EXERCISE DETAILS:
In the pacemaker trial listing, what is the IRSplus and VpS algorithm compared against?

Evaluation of Ventricular Pacing Suppression Algorithms in Dual Chamber Pacemaker
NCT03843242 · Status: COMPLETED · Phase: NA · Type: INTERVENTIONAL · Enrollment: 146
Last updated 2023-05-31
Summary
The recent study using IRSplus and VpS algorithm from Biotronik pacemaker showed the significant reduction in ventricular pacing to less than 3%.
The purpose of this study is to evaluate the efficacy of IRSplus and VpS algorithm in reducing ventricular pacing compared with conventional DDD pacing with a fixed AV delay.
Conditions
- Sick Sinus Syndrome
- Pacemaker
- Heart Failure
Interventions
- DEVICE
-
Pacemaker with Fixed long AV delay
Fixed AV delay was applied in the first 3 months of pacemaker implantation according to previously proposed definition.
- DEVICE
-
Pacemaker with VpS® algorithm on
1. After first 3 months of pacemaker implantation, the patients will be randomized into two groups (Vp-suppression algorithm on group vs. IRS-plus algorithm on group) using a centralized randomization system. 2. In Vp-suppression algorhithm on group, Vp suppression algorithm of Enitra 8 DR-T pacemaker will be turned on at 3month visit after enrollment. 3. The patient will be followed at 3-month after enrollment and at 6-month and 12-month after applying the specific algorithm.

DATA EXTRACTS:
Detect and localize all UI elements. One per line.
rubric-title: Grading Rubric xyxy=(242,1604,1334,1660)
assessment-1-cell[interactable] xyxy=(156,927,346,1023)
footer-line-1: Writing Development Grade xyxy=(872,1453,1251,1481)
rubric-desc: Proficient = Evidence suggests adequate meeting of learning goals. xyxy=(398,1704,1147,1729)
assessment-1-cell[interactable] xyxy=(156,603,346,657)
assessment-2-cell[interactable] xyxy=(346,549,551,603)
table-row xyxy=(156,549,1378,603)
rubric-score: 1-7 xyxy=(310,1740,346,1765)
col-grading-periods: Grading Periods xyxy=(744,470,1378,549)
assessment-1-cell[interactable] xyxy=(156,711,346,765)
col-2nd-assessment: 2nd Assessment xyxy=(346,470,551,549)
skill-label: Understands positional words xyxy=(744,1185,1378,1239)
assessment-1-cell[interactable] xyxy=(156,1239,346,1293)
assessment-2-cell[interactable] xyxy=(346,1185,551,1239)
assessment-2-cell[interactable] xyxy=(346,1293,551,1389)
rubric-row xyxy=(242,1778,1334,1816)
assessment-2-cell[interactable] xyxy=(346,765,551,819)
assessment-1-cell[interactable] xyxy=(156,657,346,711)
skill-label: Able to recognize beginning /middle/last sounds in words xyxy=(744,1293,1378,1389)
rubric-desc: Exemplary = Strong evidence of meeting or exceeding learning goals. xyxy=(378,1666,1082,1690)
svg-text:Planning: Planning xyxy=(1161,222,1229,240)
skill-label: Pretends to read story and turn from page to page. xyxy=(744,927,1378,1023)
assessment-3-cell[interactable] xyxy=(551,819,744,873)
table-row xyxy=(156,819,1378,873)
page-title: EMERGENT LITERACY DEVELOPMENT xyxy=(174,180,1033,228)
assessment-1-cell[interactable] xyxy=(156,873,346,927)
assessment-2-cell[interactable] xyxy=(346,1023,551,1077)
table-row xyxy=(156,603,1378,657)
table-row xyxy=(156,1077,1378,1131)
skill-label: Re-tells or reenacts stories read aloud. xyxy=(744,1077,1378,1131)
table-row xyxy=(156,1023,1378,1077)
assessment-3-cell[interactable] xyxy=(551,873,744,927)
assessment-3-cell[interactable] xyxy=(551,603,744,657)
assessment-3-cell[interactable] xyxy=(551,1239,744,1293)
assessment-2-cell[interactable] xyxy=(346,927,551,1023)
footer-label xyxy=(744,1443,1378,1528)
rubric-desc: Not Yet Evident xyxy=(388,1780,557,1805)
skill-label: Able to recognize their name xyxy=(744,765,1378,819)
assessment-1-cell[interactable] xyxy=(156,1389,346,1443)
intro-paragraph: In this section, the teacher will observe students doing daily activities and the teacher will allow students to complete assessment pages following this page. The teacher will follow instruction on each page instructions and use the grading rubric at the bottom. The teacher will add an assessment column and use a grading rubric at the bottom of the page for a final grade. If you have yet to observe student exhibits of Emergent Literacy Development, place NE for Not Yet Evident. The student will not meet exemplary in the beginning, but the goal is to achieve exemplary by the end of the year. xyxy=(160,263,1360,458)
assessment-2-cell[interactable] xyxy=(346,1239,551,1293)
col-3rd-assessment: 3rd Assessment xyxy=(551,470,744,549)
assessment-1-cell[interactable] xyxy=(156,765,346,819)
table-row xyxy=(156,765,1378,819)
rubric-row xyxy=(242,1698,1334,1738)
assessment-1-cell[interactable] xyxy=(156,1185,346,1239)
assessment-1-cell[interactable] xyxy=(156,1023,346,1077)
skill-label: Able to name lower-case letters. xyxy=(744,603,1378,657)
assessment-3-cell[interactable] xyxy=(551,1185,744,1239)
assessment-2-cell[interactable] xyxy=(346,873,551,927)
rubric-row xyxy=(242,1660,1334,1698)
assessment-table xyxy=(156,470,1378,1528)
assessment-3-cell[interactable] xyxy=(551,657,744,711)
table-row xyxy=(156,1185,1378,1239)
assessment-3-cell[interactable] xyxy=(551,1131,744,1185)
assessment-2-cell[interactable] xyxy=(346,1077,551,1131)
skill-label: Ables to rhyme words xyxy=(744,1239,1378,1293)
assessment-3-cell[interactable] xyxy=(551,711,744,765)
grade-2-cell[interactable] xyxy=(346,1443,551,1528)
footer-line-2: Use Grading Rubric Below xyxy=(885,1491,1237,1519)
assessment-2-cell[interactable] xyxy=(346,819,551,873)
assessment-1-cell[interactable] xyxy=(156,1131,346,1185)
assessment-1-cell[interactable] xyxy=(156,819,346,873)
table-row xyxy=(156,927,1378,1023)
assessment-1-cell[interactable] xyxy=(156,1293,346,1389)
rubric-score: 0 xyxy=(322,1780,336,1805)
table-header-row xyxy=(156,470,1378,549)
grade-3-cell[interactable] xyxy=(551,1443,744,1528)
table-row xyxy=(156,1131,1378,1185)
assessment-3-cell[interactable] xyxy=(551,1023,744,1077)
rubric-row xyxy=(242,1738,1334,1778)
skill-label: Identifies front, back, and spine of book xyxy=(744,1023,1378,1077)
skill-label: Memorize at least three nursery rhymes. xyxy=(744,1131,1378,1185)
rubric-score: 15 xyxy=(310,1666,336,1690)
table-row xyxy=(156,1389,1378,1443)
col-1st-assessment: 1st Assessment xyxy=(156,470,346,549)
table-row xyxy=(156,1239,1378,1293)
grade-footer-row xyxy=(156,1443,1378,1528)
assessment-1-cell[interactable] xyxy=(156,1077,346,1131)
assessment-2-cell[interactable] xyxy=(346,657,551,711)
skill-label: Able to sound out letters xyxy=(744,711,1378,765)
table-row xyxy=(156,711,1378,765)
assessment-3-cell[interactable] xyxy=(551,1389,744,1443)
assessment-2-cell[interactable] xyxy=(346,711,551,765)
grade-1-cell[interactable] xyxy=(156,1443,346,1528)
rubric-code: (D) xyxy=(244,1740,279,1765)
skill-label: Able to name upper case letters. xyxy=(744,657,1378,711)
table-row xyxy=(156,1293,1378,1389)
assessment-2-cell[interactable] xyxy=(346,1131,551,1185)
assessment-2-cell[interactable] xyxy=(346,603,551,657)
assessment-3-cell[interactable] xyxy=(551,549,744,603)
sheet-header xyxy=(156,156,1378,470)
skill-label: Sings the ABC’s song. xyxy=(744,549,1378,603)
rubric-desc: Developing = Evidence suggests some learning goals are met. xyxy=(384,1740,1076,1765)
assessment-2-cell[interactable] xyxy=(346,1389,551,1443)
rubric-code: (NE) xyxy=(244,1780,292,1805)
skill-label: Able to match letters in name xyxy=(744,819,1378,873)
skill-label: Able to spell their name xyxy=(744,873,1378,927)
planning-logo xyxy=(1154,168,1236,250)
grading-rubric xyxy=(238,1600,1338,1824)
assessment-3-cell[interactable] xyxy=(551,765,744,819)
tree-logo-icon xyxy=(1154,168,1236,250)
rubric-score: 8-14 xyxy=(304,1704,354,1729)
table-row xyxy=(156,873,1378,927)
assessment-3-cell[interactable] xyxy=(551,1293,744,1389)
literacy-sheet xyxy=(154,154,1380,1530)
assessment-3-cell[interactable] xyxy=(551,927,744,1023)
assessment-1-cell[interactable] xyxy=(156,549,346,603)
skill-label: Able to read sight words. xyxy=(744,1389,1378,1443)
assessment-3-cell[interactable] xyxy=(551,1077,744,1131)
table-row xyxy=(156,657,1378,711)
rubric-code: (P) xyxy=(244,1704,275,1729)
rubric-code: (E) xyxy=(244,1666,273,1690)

TASK RESULT:
Conventional DDD pacing with a fixed AV delay.